Dataset entries:
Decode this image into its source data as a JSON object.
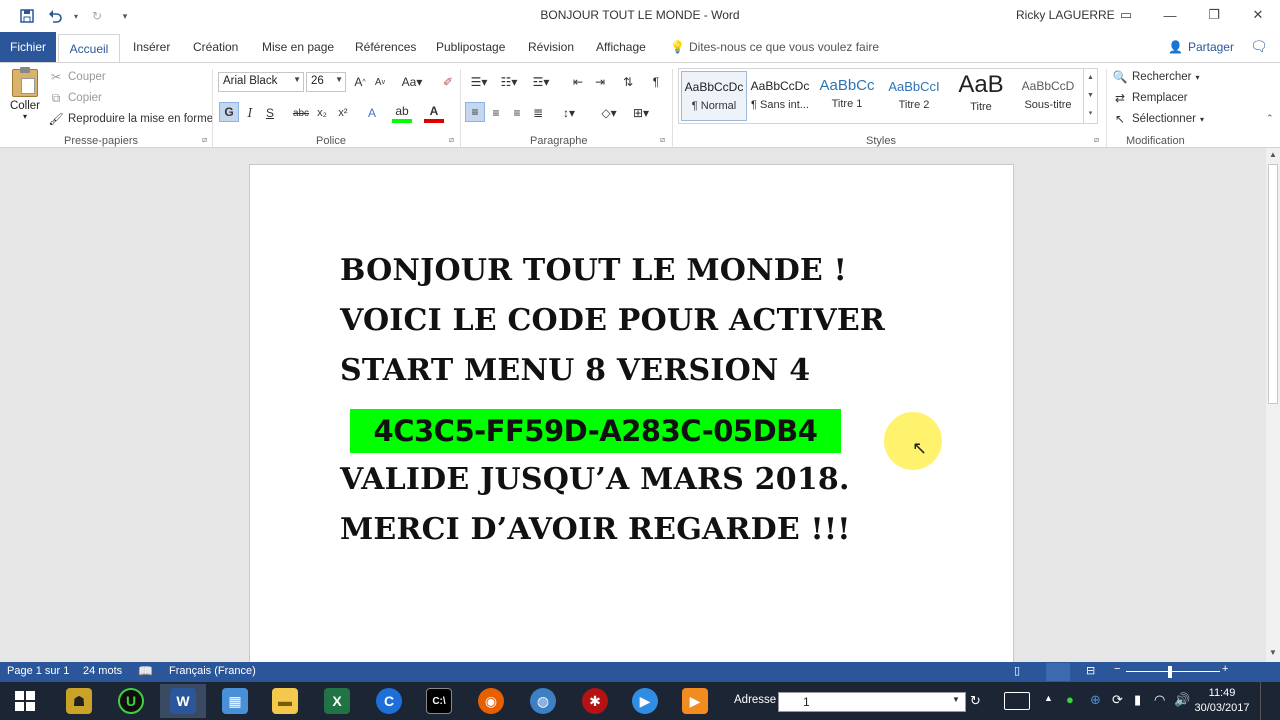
{
  "window": {
    "title": "BONJOUR TOUT LE MONDE  -  Word",
    "user": "Ricky LAGUERRE"
  },
  "tabs": {
    "file": "Fichier",
    "active": "Accueil",
    "items": [
      "Insérer",
      "Création",
      "Mise en page",
      "Références",
      "Publipostage",
      "Révision",
      "Affichage"
    ],
    "tell_me": "Dites-nous ce que vous voulez faire",
    "share": "Partager"
  },
  "clipboard": {
    "paste": "Coller",
    "cut": "Couper",
    "copy": "Copier",
    "format_painter": "Reproduire la mise en forme",
    "label": "Presse-papiers"
  },
  "font": {
    "name": "Arial Black",
    "size": "26",
    "label": "Police"
  },
  "paragraph": {
    "label": "Paragraphe"
  },
  "styles": {
    "label": "Styles",
    "items": [
      {
        "sample": "AaBbCcDc",
        "name": "¶ Normal"
      },
      {
        "sample": "AaBbCcDc",
        "name": "¶ Sans int..."
      },
      {
        "sample": "AaBbCc",
        "name": "Titre 1"
      },
      {
        "sample": "AaBbCcI",
        "name": "Titre 2"
      },
      {
        "sample": "AaB",
        "name": "Titre"
      },
      {
        "sample": "AaBbCcD",
        "name": "Sous-titre"
      }
    ]
  },
  "editing": {
    "find": "Rechercher",
    "replace": "Remplacer",
    "select": "Sélectionner",
    "label": "Modification"
  },
  "document": {
    "line1": "BONJOUR TOUT LE MONDE !",
    "line2": "VOICI LE CODE POUR ACTIVER",
    "line3": "START MENU 8 VERSION 4",
    "code": "4C3C5-FF59D-A283C-05DB4",
    "line5": "VALIDE JUSQU’A MARS 2018.",
    "line6": "MERCI D’AVOIR REGARDE !!!"
  },
  "status": {
    "page": "Page 1 sur 1",
    "words": "24 mots",
    "language": "Français (France)"
  },
  "taskbar": {
    "address_label": "Adresse",
    "address_value": "1",
    "time": "11:49",
    "date": "30/03/2017"
  },
  "colors": {
    "word_blue": "#2b579a",
    "highlight": "#00ff00"
  }
}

Your objective: Without the pictures, transcribe the listing above exactly.

Solution for this exercise:
Decode this image into its source data as a JSON object.
{
  "window": {
    "title": "BONJOUR TOUT LE MONDE  -  Word",
    "user": "Ricky LAGUERRE"
  },
  "tabs": {
    "file": "Fichier",
    "active": "Accueil",
    "items": [
      "Insérer",
      "Création",
      "Mise en page",
      "Références",
      "Publipostage",
      "Révision",
      "Affichage"
    ],
    "tell_me": "Dites-nous ce que vous voulez faire",
    "share": "Partager"
  },
  "clipboard": {
    "paste": "Coller",
    "cut": "Couper",
    "copy": "Copier",
    "format_painter": "Reproduire la mise en forme",
    "label": "Presse-papiers"
  },
  "font": {
    "name": "Arial Black",
    "size": "26",
    "label": "Police"
  },
  "paragraph": {
    "label": "Paragraphe"
  },
  "styles": {
    "label": "Styles",
    "items": [
      {
        "sample": "AaBbCcDc",
        "name": "¶ Normal"
      },
      {
        "sample": "AaBbCcDc",
        "name": "¶ Sans int..."
      },
      {
        "sample": "AaBbCc",
        "name": "Titre 1"
      },
      {
        "sample": "AaBbCcI",
        "name": "Titre 2"
      },
      {
        "sample": "AaB",
        "name": "Titre"
      },
      {
        "sample": "AaBbCcD",
        "name": "Sous-titre"
      }
    ]
  },
  "editing": {
    "find": "Rechercher",
    "replace": "Remplacer",
    "select": "Sélectionner",
    "label": "Modification"
  },
  "document": {
    "line1": "BONJOUR TOUT LE MONDE !",
    "line2": "VOICI LE CODE POUR ACTIVER",
    "line3": "START MENU 8 VERSION 4",
    "code": "4C3C5-FF59D-A283C-05DB4",
    "line5": "VALIDE JUSQU’A MARS 2018.",
    "line6": "MERCI D’AVOIR REGARDE !!!"
  },
  "status": {
    "page": "Page 1 sur 1",
    "words": "24 mots",
    "language": "Français (France)"
  },
  "taskbar": {
    "address_label": "Adresse",
    "address_value": "1",
    "time": "11:49",
    "date": "30/03/2017"
  },
  "colors": {
    "word_blue": "#2b579a",
    "highlight": "#00ff00"
  }
}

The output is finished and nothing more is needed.